→ DATASET RECORDS

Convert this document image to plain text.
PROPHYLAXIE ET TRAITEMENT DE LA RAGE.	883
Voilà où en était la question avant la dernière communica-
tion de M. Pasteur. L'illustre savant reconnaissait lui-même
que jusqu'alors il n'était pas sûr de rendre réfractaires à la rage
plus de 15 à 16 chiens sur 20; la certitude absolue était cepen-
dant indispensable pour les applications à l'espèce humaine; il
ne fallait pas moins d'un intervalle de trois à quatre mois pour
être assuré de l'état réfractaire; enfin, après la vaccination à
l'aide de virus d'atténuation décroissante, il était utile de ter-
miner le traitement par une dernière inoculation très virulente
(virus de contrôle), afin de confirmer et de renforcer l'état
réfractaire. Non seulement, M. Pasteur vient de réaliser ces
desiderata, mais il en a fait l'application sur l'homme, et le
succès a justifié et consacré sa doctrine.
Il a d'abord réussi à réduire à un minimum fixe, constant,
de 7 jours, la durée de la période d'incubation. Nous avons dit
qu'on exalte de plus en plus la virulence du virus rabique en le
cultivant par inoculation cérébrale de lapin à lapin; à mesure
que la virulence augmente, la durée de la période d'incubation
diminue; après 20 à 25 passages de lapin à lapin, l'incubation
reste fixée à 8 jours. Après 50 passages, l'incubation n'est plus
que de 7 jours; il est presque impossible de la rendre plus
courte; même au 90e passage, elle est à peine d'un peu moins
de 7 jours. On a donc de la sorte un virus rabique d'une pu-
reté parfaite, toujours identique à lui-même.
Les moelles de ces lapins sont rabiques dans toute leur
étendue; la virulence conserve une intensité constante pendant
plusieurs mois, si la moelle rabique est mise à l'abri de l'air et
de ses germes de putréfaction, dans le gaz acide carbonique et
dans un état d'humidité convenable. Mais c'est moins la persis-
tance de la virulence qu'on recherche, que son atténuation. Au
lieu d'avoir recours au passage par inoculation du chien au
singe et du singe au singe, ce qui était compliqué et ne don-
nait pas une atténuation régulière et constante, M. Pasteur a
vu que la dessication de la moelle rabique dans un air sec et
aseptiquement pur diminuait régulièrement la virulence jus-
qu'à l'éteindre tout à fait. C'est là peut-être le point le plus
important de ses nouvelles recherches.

→ AIM OF THE TASK
Repeat the material above in full, exactly as it stands.

→ WRITTEN ANSWER
Convert this document image to plain text.
PROPHYLAXIE ET TRAITEMENT DE LA RAGE.	883
Voilà où en était la question avant la dernière communica-
tion de M. Pasteur. L'illustre savant reconnaissait lui-même
que jusqu'alors il n'était pas sûr de rendre réfractaires à la rage
plus de 15 à 16 chiens sur 20; la certitude absolue était cepen-
dant indispensable pour les applications à l'espèce humaine; il
ne fallait pas moins d'un intervalle de trois à quatre mois pour
être assuré de l'état réfractaire; enfin, après la vaccination à
l'aide de virus d'atténuation décroissante, il était utile de ter-
miner le traitement par une dernière inoculation très virulente
(virus de contrôle), afin de confirmer et de renforcer l'état
réfractaire. Non seulement, M. Pasteur vient de réaliser ces
desiderata, mais il en a fait l'application sur l'homme, et le
succès a justifié et consacré sa doctrine.
Il a d'abord réussi à réduire à un minimum fixe, constant,
de 7 jours, la durée de la période d'incubation. Nous avons dit
qu'on exalte de plus en plus la virulence du virus rabique en le
cultivant par inoculation cérébrale de lapin à lapin; à mesure
que la virulence augmente, la durée de la période d'incubation
diminue; après 20 à 25 passages de lapin à lapin, l'incubation
reste fixée à 8 jours. Après 50 passages, l'incubation n'est plus
que de 7 jours; il est presque impossible de la rendre plus
courte; même au 90e passage, elle est à peine d'un peu moins
de 7 jours. On a donc de la sorte un virus rabique d'une pu-
reté parfaite, toujours identique à lui-même.
Les moelles de ces lapins sont rabiques dans toute leur
étendue; la virulence conserve une intensité constante pendant
plusieurs mois, si la moelle rabique est mise à l'abri de l'air et
de ses germes de putréfaction, dans le gaz acide carbonique et
dans un état d'humidité convenable. Mais c'est moins la persis-
tance de la virulence qu'on recherche, que son atténuation. Au
lieu d'avoir recours au passage par inoculation du chien au
singe et du singe au singe, ce qui était compliqué et ne don-
nait pas une atténuation régulière et constante, M. Pasteur a
vu que la dessication de la moelle rabique dans un air sec et
aseptiquement pur diminuait régulièrement la virulence jus-
qu'à l'éteindre tout à fait. C'est là peut-être le point le plus
important de ses nouvelles recherches.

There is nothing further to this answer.